# PROBLEM TO WORK ON
Return the entries verbatim and drop every picture.

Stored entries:
________
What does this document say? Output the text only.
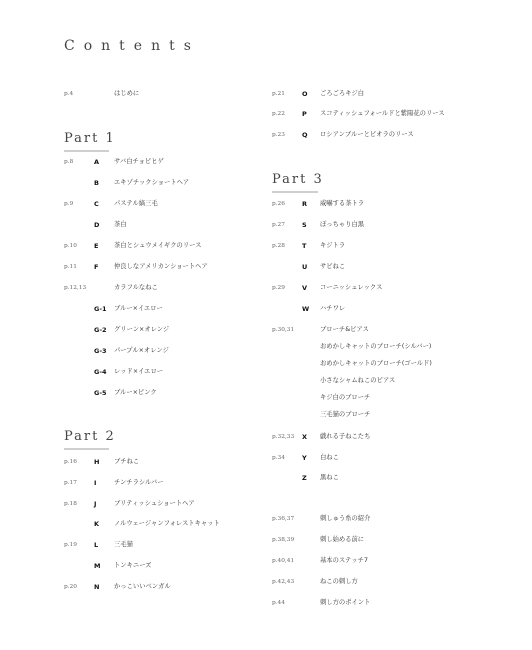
Contents
p.4	はじめに
Part 1
p.8	A サバ白チョビヒゲ
B エキゾチックショートヘア
p.9	C パステル縞三毛
D 茶白
p.10	E 茶白とシュウメイギクのリース
p.11	F 仲良しなアメリカンショートヘア
p.12,13	カラフルなねこ
G-1 ブルー×イエロー
G-2 グリーン×オレンジ
G-3 パープル×オレンジ
G-4 レッド×イエロー
G-5 ブルー×ピンク
Part 2
p.16	H ブチねこ
p.17	I	チンチラシルバー
p.18	J	ブリティッシュショートヘア
K ノルウェージャンフォレストキャット
p.19	L	三毛猫
M トンキニーズ
p.20	N かっこいいベンガル
p.21	O ごろごろキジ白
p.22	P スコティッシュフォールドと紫陽花のリース
p.23	Q ロシアンブルーとビオラのリース
Part 3
p.26	R 威嚇する茶トラ
p.27	S ぽっちゃり白黒
p.28	T キジトラ
U サビねこ
p.29	V コーニッシュレックス
W ハチワレ
p.30,31	ブローチ&ピアス
おめかしキャットのブローチ(シルバー)
おめかしキャットのブローチ(ゴールド)
小さなシャムねこのピアス
キジ白のブローチ
三毛猫のブローチ
p.32,33 X 戯れる子ねこたち
p.34	Y 白ねこ
Z 黒ねこ
p.36,37	刺しゅう糸の紹介
p.38,39	刺し始める前に
p.40,41	基本のステッチ7
p.42,43	ねこの刺し方
p.44	刺し方のポイント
________
# EXPECTED ANSWER
What does this document say? Output the text only.
Contents
p.4	はじめに
Part 1
p.8	A サバ白チョビヒゲ
B エキゾチックショートヘア
p.9	C パステル縞三毛
D 茶白
p.10	E 茶白とシュウメイギクのリース
p.11	F 仲良しなアメリカンショートヘア
p.12,13	カラフルなねこ
G-1 ブルー×イエロー
G-2 グリーン×オレンジ
G-3 パープル×オレンジ
G-4 レッド×イエロー
G-5 ブルー×ピンク
Part 2
p.16	H ブチねこ
p.17	I	チンチラシルバー
p.18	J	ブリティッシュショートヘア
K ノルウェージャンフォレストキャット
p.19	L	三毛猫
M トンキニーズ
p.20	N かっこいいベンガル
p.21	O ごろごろキジ白
p.22	P スコティッシュフォールドと紫陽花のリース
p.23	Q ロシアンブルーとビオラのリース
Part 3
p.26	R 威嚇する茶トラ
p.27	S ぽっちゃり白黒
p.28	T キジトラ
U サビねこ
p.29	V コーニッシュレックス
W ハチワレ
p.30,31	ブローチ&ピアス
おめかしキャットのブローチ(シルバー)
おめかしキャットのブローチ(ゴールド)
小さなシャムねこのピアス
キジ白のブローチ
三毛猫のブローチ
p.32,33 X 戯れる子ねこたち
p.34	Y 白ねこ
Z 黒ねこ
p.36,37	刺しゅう糸の紹介
p.38,39	刺し始める前に
p.40,41	基本のステッチ7
p.42,43	ねこの刺し方
p.44	刺し方のポイント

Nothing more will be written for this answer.